→ **Direction**: Transcribe the whole listing without a single picture.

--- Start Rows ---

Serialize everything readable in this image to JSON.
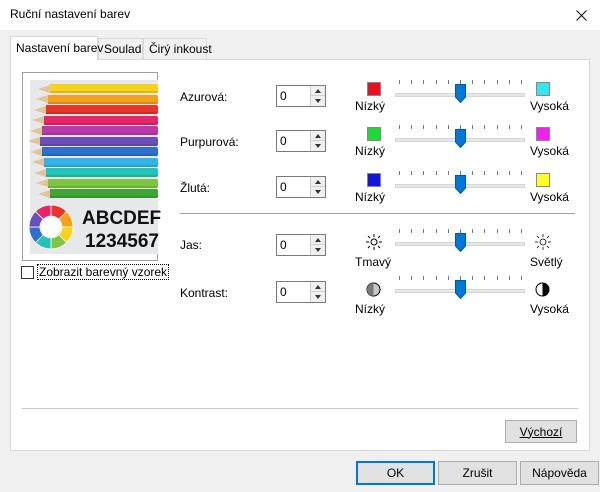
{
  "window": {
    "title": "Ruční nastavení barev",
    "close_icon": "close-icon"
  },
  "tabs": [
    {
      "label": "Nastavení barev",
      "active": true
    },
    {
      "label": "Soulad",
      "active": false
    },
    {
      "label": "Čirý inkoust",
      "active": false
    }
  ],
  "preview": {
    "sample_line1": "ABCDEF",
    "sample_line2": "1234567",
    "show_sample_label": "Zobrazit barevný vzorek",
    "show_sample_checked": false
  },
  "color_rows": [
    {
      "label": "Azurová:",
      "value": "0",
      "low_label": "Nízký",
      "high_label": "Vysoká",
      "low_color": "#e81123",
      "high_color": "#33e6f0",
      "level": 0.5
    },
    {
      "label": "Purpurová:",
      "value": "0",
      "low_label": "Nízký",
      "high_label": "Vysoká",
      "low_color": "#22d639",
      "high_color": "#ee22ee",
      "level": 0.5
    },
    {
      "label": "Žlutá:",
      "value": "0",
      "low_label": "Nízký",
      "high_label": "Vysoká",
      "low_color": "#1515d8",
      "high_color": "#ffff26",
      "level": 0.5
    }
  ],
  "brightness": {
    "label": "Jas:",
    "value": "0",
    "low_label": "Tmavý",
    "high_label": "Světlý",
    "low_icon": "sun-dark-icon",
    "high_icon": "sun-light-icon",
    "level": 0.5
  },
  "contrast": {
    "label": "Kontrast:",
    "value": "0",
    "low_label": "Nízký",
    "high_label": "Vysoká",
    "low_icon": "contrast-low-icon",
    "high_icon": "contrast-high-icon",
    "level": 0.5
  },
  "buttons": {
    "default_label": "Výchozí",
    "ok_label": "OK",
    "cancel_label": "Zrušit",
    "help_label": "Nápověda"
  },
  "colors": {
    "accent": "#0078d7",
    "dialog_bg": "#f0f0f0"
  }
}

--- End Rows ---

→ **Full response**:
Serialize everything readable in this image to JSON.
{
  "window": {
    "title": "Ruční nastavení barev",
    "close_icon": "close-icon"
  },
  "tabs": [
    {
      "label": "Nastavení barev",
      "active": true
    },
    {
      "label": "Soulad",
      "active": false
    },
    {
      "label": "Čirý inkoust",
      "active": false
    }
  ],
  "preview": {
    "sample_line1": "ABCDEF",
    "sample_line2": "1234567",
    "show_sample_label": "Zobrazit barevný vzorek",
    "show_sample_checked": false
  },
  "color_rows": [
    {
      "label": "Azurová:",
      "value": "0",
      "low_label": "Nízký",
      "high_label": "Vysoká",
      "low_color": "#e81123",
      "high_color": "#33e6f0",
      "level": 0.5
    },
    {
      "label": "Purpurová:",
      "value": "0",
      "low_label": "Nízký",
      "high_label": "Vysoká",
      "low_color": "#22d639",
      "high_color": "#ee22ee",
      "level": 0.5
    },
    {
      "label": "Žlutá:",
      "value": "0",
      "low_label": "Nízký",
      "high_label": "Vysoká",
      "low_color": "#1515d8",
      "high_color": "#ffff26",
      "level": 0.5
    }
  ],
  "brightness": {
    "label": "Jas:",
    "value": "0",
    "low_label": "Tmavý",
    "high_label": "Světlý",
    "low_icon": "sun-dark-icon",
    "high_icon": "sun-light-icon",
    "level": 0.5
  },
  "contrast": {
    "label": "Kontrast:",
    "value": "0",
    "low_label": "Nízký",
    "high_label": "Vysoká",
    "low_icon": "contrast-low-icon",
    "high_icon": "contrast-high-icon",
    "level": 0.5
  },
  "buttons": {
    "default_label": "Výchozí",
    "ok_label": "OK",
    "cancel_label": "Zrušit",
    "help_label": "Nápověda"
  },
  "colors": {
    "accent": "#0078d7",
    "dialog_bg": "#f0f0f0"
  }
}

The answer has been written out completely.